SECURITIES AND EXCHANGE COMMISSION

WASHINGTON, D.C. 20549

 

 

 

SCHEDULE TO

 

TENDER OFFER STATEMENT UNDER SECTION 14(d)(1) OR 13(e)(1)
OF THE SECURITIES EXCHANGE ACT OF 1934

(Amendment No. 4)

 

 

 

BALLY’S CORPORATION

(Name of Subject Company (Issuer) and Filing Person (Offeror))

 

Common Stock, Par Value $0.01 Per Share

(Title of Class of Securities)

 

05875B106

(CUSIP Number of Class of Securities)

 

 

 

Robert Lavan
Chief Financial Officer
Bally’s Corporation
100 Westminster Street
Providence, Rhode Island 02903
(401) 475-8474
(Name, Address and Telephone Number of Person Authorized to Receive Notices and Communications on Behalf of Filing Person)

 

 

 

Copy to:

Robert A. Profusek

Rory T. Hood
Jones Day

250 Vesey Street
New York, New York 10281
(212) 326-3939


 


  ¨          Check the box if the filing relates solely to preliminary communications made before the commencement of a tender offer.

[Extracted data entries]
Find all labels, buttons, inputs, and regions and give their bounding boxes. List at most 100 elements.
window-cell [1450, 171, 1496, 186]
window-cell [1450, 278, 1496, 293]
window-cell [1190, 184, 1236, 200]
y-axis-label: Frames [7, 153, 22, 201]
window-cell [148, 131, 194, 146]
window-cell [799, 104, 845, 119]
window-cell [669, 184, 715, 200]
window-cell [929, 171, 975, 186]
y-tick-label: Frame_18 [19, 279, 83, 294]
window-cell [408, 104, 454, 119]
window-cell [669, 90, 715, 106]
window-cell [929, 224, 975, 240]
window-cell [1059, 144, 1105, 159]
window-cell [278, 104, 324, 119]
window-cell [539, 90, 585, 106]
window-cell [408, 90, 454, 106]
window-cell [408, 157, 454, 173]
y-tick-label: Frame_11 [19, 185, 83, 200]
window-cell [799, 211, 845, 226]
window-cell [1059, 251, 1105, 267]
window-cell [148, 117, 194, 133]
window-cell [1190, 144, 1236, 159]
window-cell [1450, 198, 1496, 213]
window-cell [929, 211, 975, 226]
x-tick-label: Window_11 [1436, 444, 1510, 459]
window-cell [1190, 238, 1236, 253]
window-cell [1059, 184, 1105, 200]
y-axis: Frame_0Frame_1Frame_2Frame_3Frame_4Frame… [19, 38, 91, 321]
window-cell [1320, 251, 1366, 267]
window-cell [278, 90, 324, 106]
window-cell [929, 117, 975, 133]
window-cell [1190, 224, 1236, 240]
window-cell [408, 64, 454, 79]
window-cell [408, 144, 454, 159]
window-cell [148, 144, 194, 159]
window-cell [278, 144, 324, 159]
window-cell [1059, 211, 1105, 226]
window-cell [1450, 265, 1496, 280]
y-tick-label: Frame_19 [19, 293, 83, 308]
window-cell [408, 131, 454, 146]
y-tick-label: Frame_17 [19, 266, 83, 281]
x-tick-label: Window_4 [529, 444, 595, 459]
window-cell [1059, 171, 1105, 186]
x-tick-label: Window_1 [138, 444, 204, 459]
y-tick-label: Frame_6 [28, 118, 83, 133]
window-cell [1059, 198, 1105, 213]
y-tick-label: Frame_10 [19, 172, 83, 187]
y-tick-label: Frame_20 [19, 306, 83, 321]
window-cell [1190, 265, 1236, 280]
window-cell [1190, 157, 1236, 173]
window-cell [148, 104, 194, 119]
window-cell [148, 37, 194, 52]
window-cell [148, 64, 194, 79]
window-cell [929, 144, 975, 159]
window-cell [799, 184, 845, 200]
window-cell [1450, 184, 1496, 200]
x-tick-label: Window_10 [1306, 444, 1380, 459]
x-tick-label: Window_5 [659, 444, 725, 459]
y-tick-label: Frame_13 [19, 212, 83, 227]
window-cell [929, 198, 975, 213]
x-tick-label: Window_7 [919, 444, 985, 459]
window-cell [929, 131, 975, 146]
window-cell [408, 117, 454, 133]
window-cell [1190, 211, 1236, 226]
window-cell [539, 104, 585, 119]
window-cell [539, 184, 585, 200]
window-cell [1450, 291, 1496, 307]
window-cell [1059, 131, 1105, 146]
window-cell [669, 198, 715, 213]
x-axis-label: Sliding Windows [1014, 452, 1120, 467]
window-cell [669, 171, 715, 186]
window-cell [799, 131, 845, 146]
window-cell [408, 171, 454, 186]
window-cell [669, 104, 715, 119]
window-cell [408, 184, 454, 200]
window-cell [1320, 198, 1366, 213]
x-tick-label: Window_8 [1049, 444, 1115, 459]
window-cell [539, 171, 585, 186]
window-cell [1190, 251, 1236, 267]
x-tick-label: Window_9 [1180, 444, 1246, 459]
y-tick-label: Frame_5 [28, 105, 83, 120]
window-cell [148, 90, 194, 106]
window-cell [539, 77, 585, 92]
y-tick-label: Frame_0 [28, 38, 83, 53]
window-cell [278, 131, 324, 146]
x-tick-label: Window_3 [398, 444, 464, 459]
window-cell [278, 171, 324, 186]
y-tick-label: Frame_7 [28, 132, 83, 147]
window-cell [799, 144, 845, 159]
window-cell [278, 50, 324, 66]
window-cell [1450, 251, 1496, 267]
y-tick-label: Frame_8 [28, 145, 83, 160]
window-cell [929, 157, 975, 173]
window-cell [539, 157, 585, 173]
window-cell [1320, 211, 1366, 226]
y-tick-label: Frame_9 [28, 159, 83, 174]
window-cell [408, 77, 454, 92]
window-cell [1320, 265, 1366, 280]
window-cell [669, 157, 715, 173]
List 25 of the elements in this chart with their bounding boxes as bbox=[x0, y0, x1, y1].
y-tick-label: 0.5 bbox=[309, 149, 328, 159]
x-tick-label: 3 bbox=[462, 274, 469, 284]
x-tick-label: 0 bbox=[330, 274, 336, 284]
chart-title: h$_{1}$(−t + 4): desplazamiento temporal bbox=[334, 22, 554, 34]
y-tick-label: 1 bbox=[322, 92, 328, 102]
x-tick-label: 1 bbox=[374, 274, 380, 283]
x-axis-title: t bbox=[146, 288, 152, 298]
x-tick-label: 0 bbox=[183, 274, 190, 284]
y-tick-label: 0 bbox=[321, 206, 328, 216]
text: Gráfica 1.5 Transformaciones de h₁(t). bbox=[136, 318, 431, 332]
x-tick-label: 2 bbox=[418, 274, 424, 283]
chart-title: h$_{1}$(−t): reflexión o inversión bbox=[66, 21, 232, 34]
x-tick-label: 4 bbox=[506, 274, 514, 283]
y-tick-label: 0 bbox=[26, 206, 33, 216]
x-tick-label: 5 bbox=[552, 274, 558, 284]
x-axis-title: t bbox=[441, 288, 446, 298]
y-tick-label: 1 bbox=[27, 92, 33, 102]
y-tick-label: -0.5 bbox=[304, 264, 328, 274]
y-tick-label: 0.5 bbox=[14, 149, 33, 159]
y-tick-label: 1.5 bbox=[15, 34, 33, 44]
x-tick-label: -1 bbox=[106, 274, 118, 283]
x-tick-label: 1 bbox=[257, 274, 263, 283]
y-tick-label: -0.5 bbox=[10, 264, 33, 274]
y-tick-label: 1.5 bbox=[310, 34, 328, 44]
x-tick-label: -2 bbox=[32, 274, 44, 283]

→ Job 1
Lay out the extracted data entries as a JSON list of strings, one string per line with blank lines left out, covering everything from the first entry down to the line containing "window-cell [408, 90, 454, 106]".
→ Job 2
Proceed with the Bally's tender offer filing from the point where it stops.

→ Right answer 1
[
  "Find all labels, buttons, inputs, and regions and give their bounding boxes. List at most 100 elements.",
  "window-cell [1450, 171, 1496, 186]",
  "window-cell [1450, 278, 1496, 293]",
  "window-cell [1190, 184, 1236, 200]",
  "y-axis-label: Frames [7, 153, 22, 201]",
  "window-cell [148, 131, 194, 146]",
  "window-cell [799, 104, 845, 119]",
  "window-cell [669, 184, 715, 200]",
  "window-cell [929, 171, 975, 186]",
  "y-tick-label: Frame_18 [19, 279, 83, 294]",
  "window-cell [408, 104, 454, 119]",
  "window-cell [669, 90, 715, 106]",
  "window-cell [929, 224, 975, 240]",
  "window-cell [1059, 144, 1105, 159]",
  "window-cell [278, 104, 324, 119]",
  "window-cell [539, 90, 585, 106]",
  "window-cell [408, 90, 454, 106]"
]

→ Right answer 2
  Check the appropriate boxes below to designate any transactions to which the statement relates:
  ¨           third party tender offer subject to Rule 14d-1.
  x           issuer tender offer subject to Rule 13e-4.
  ¨           going-private transaction subject to Rule 13e-3.
  ¨           amendment to Schedule 13D under Rule 13d-2.
  Check the following box if the filing is a final amendment reporting the results of the tender offer:  x
  If applicable, check the appropriate box(es) below to designate the appropriate rule provision(s) relied upon:
  ¨           Rule 13e-4(i) (Cross-Border Issuer Tender Offer)
  ¨           Rule 14d-1(d) (Cross-Border Third-Party Tender Offer)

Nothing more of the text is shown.